List all lines of the data containing the word "What".
━━━━━━━━
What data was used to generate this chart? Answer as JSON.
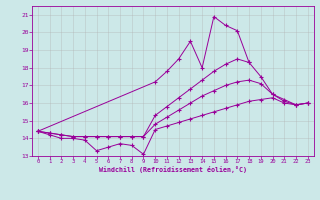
{
  "xlabel": "Windchill (Refroidissement éolien,°C)",
  "background_color": "#cce8e8",
  "line_color": "#990099",
  "grid_color": "#b0b0b0",
  "xlim": [
    -0.5,
    23.5
  ],
  "ylim": [
    13,
    21.5
  ],
  "xticks": [
    0,
    1,
    2,
    3,
    4,
    5,
    6,
    7,
    8,
    9,
    10,
    11,
    12,
    13,
    14,
    15,
    16,
    17,
    18,
    19,
    20,
    21,
    22,
    23
  ],
  "yticks": [
    13,
    14,
    15,
    16,
    17,
    18,
    19,
    20,
    21
  ],
  "series": [
    {
      "x": [
        0,
        1,
        2,
        3,
        4,
        5,
        6,
        7,
        8,
        9,
        10,
        11,
        12,
        13,
        14,
        15,
        16,
        17,
        18,
        19,
        20,
        21,
        22,
        23
      ],
      "y": [
        14.4,
        14.2,
        14.0,
        14.0,
        13.9,
        13.3,
        13.5,
        13.7,
        13.6,
        13.1,
        14.5,
        14.7,
        14.9,
        15.1,
        15.3,
        15.5,
        15.7,
        15.9,
        16.1,
        16.2,
        16.3,
        16.0,
        15.9,
        16.0
      ]
    },
    {
      "x": [
        0,
        1,
        2,
        3,
        4,
        5,
        6,
        7,
        8,
        9,
        10,
        11,
        12,
        13,
        14,
        15,
        16,
        17,
        18,
        19,
        20,
        21,
        22,
        23
      ],
      "y": [
        14.4,
        14.3,
        14.2,
        14.1,
        14.1,
        14.1,
        14.1,
        14.1,
        14.1,
        14.1,
        14.8,
        15.2,
        15.6,
        16.0,
        16.4,
        16.7,
        17.0,
        17.2,
        17.3,
        17.1,
        16.5,
        16.2,
        15.9,
        16.0
      ]
    },
    {
      "x": [
        0,
        1,
        2,
        3,
        4,
        5,
        6,
        7,
        8,
        9,
        10,
        11,
        12,
        13,
        14,
        15,
        16,
        17,
        18,
        19,
        20,
        21,
        22,
        23
      ],
      "y": [
        14.4,
        14.3,
        14.2,
        14.1,
        14.1,
        14.1,
        14.1,
        14.1,
        14.1,
        14.1,
        15.3,
        15.8,
        16.3,
        16.8,
        17.3,
        17.8,
        18.2,
        18.5,
        18.3,
        17.5,
        16.5,
        16.1,
        15.9,
        16.0
      ]
    },
    {
      "x": [
        0,
        10,
        11,
        12,
        13,
        14,
        15,
        16,
        17,
        18
      ],
      "y": [
        14.4,
        17.2,
        17.8,
        18.5,
        19.5,
        18.0,
        20.9,
        20.4,
        20.1,
        18.3
      ]
    }
  ]
}
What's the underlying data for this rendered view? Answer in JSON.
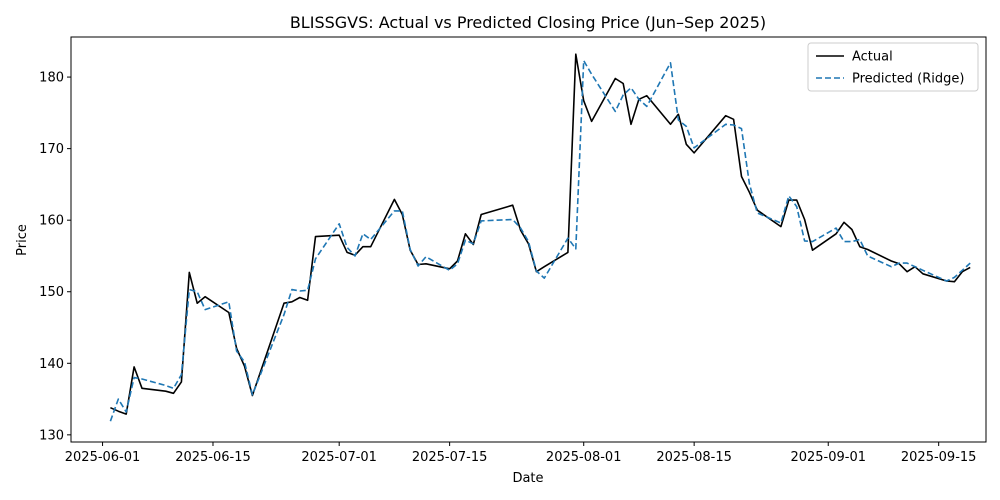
{
  "chart_data": {
    "type": "line",
    "title": "BLISSGVS: Actual vs Predicted Closing Price (Jun–Sep 2025)",
    "xlabel": "Date",
    "ylabel": "Price",
    "x_ticks": [
      "2025-06-01",
      "2025-06-15",
      "2025-07-01",
      "2025-07-15",
      "2025-08-01",
      "2025-08-15",
      "2025-09-01",
      "2025-09-15"
    ],
    "y_ticks": [
      130,
      140,
      150,
      160,
      170,
      180
    ],
    "xlim": [
      "2025-05-28",
      "2025-09-21"
    ],
    "ylim": [
      129,
      185.6
    ],
    "grid": false,
    "legend_position": "top-right",
    "series": [
      {
        "name": "Actual",
        "color": "#000000",
        "style": "solid",
        "points": [
          [
            "2025-06-02",
            133.8
          ],
          [
            "2025-06-03",
            133.3
          ],
          [
            "2025-06-04",
            132.9
          ],
          [
            "2025-06-05",
            139.5
          ],
          [
            "2025-06-06",
            136.5
          ],
          [
            "2025-06-09",
            136.1
          ],
          [
            "2025-06-10",
            135.8
          ],
          [
            "2025-06-11",
            137.4
          ],
          [
            "2025-06-12",
            152.7
          ],
          [
            "2025-06-13",
            148.4
          ],
          [
            "2025-06-14",
            149.3
          ],
          [
            "2025-06-17",
            147.1
          ],
          [
            "2025-06-18",
            142.1
          ],
          [
            "2025-06-19",
            139.6
          ],
          [
            "2025-06-20",
            135.5
          ],
          [
            "2025-06-24",
            148.4
          ],
          [
            "2025-06-25",
            148.6
          ],
          [
            "2025-06-26",
            149.2
          ],
          [
            "2025-06-27",
            148.8
          ],
          [
            "2025-06-28",
            157.7
          ],
          [
            "2025-07-01",
            157.9
          ],
          [
            "2025-07-02",
            155.5
          ],
          [
            "2025-07-03",
            155.1
          ],
          [
            "2025-07-04",
            156.3
          ],
          [
            "2025-07-05",
            156.3
          ],
          [
            "2025-07-08",
            162.9
          ],
          [
            "2025-07-09",
            160.8
          ],
          [
            "2025-07-10",
            155.8
          ],
          [
            "2025-07-11",
            153.8
          ],
          [
            "2025-07-12",
            153.9
          ],
          [
            "2025-07-15",
            153.2
          ],
          [
            "2025-07-16",
            154.3
          ],
          [
            "2025-07-17",
            158.1
          ],
          [
            "2025-07-18",
            156.6
          ],
          [
            "2025-07-19",
            160.8
          ],
          [
            "2025-07-23",
            162.1
          ],
          [
            "2025-07-24",
            158.6
          ],
          [
            "2025-07-25",
            156.7
          ],
          [
            "2025-07-26",
            152.8
          ],
          [
            "2025-07-27",
            153.5
          ],
          [
            "2025-07-30",
            155.5
          ],
          [
            "2025-07-31",
            183.2
          ],
          [
            "2025-08-01",
            176.7
          ],
          [
            "2025-08-02",
            173.8
          ],
          [
            "2025-08-05",
            179.8
          ],
          [
            "2025-08-06",
            179.1
          ],
          [
            "2025-08-07",
            173.4
          ],
          [
            "2025-08-08",
            176.9
          ],
          [
            "2025-08-09",
            177.4
          ],
          [
            "2025-08-12",
            173.4
          ],
          [
            "2025-08-13",
            174.8
          ],
          [
            "2025-08-14",
            170.6
          ],
          [
            "2025-08-15",
            169.4
          ],
          [
            "2025-08-19",
            174.6
          ],
          [
            "2025-08-20",
            174.1
          ],
          [
            "2025-08-21",
            166.1
          ],
          [
            "2025-08-22",
            163.9
          ],
          [
            "2025-08-23",
            161.4
          ],
          [
            "2025-08-26",
            159.1
          ],
          [
            "2025-08-27",
            162.8
          ],
          [
            "2025-08-28",
            162.8
          ],
          [
            "2025-08-29",
            160.1
          ],
          [
            "2025-08-30",
            155.8
          ],
          [
            "2025-09-02",
            158.1
          ],
          [
            "2025-09-03",
            159.7
          ],
          [
            "2025-09-04",
            158.7
          ],
          [
            "2025-09-05",
            156.3
          ],
          [
            "2025-09-06",
            155.9
          ],
          [
            "2025-09-09",
            154.3
          ],
          [
            "2025-09-10",
            153.9
          ],
          [
            "2025-09-11",
            152.8
          ],
          [
            "2025-09-12",
            153.5
          ],
          [
            "2025-09-13",
            152.5
          ],
          [
            "2025-09-16",
            151.5
          ],
          [
            "2025-09-17",
            151.4
          ],
          [
            "2025-09-18",
            152.8
          ],
          [
            "2025-09-19",
            153.4
          ]
        ]
      },
      {
        "name": "Predicted (Ridge)",
        "color": "#1f77b4",
        "style": "dashed",
        "points": [
          [
            "2025-06-02",
            131.9
          ],
          [
            "2025-06-03",
            135.0
          ],
          [
            "2025-06-04",
            133.2
          ],
          [
            "2025-06-05",
            138.0
          ],
          [
            "2025-06-06",
            137.8
          ],
          [
            "2025-06-09",
            136.9
          ],
          [
            "2025-06-10",
            136.5
          ],
          [
            "2025-06-11",
            138.4
          ],
          [
            "2025-06-12",
            150.3
          ],
          [
            "2025-06-13",
            150.0
          ],
          [
            "2025-06-14",
            147.5
          ],
          [
            "2025-06-17",
            148.6
          ],
          [
            "2025-06-18",
            141.7
          ],
          [
            "2025-06-19",
            140.2
          ],
          [
            "2025-06-20",
            135.6
          ],
          [
            "2025-06-24",
            146.8
          ],
          [
            "2025-06-25",
            150.3
          ],
          [
            "2025-06-26",
            150.1
          ],
          [
            "2025-06-27",
            150.2
          ],
          [
            "2025-06-28",
            154.6
          ],
          [
            "2025-07-01",
            159.5
          ],
          [
            "2025-07-02",
            156.2
          ],
          [
            "2025-07-03",
            155.0
          ],
          [
            "2025-07-04",
            158.1
          ],
          [
            "2025-07-05",
            157.3
          ],
          [
            "2025-07-08",
            161.3
          ],
          [
            "2025-07-09",
            161.3
          ],
          [
            "2025-07-10",
            155.9
          ],
          [
            "2025-07-11",
            153.6
          ],
          [
            "2025-07-12",
            154.9
          ],
          [
            "2025-07-15",
            153.0
          ],
          [
            "2025-07-16",
            153.9
          ],
          [
            "2025-07-17",
            157.2
          ],
          [
            "2025-07-18",
            156.7
          ],
          [
            "2025-07-19",
            159.9
          ],
          [
            "2025-07-23",
            160.1
          ],
          [
            "2025-07-24",
            158.9
          ],
          [
            "2025-07-25",
            157.0
          ],
          [
            "2025-07-26",
            152.9
          ],
          [
            "2025-07-27",
            151.9
          ],
          [
            "2025-07-30",
            157.5
          ],
          [
            "2025-07-31",
            156.0
          ],
          [
            "2025-08-01",
            182.3
          ],
          [
            "2025-08-02",
            180.4
          ],
          [
            "2025-08-05",
            175.2
          ],
          [
            "2025-08-06",
            177.5
          ],
          [
            "2025-08-07",
            178.5
          ],
          [
            "2025-08-08",
            176.9
          ],
          [
            "2025-08-09",
            175.9
          ],
          [
            "2025-08-12",
            182.0
          ],
          [
            "2025-08-13",
            174.0
          ],
          [
            "2025-08-14",
            173.1
          ],
          [
            "2025-08-15",
            170.1
          ],
          [
            "2025-08-19",
            173.4
          ],
          [
            "2025-08-20",
            173.3
          ],
          [
            "2025-08-21",
            172.8
          ],
          [
            "2025-08-22",
            165.1
          ],
          [
            "2025-08-23",
            161.0
          ],
          [
            "2025-08-26",
            159.6
          ],
          [
            "2025-08-27",
            163.4
          ],
          [
            "2025-08-28",
            161.9
          ],
          [
            "2025-08-29",
            157.1
          ],
          [
            "2025-08-30",
            157.0
          ],
          [
            "2025-09-02",
            158.9
          ],
          [
            "2025-09-03",
            157.0
          ],
          [
            "2025-09-04",
            157.0
          ],
          [
            "2025-09-05",
            157.3
          ],
          [
            "2025-09-06",
            155.0
          ],
          [
            "2025-09-09",
            153.5
          ],
          [
            "2025-09-10",
            154.0
          ],
          [
            "2025-09-11",
            154.0
          ],
          [
            "2025-09-12",
            153.5
          ],
          [
            "2025-09-13",
            153.0
          ],
          [
            "2025-09-16",
            151.5
          ],
          [
            "2025-09-17",
            152.0
          ],
          [
            "2025-09-18",
            153.0
          ],
          [
            "2025-09-19",
            154.0
          ]
        ]
      }
    ]
  }
}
━━━━━━━━
Result of this exercise:
What data was used to generate this chart? Answer as JSON.
What's the underlying data for this rendered view? Answer in JSON.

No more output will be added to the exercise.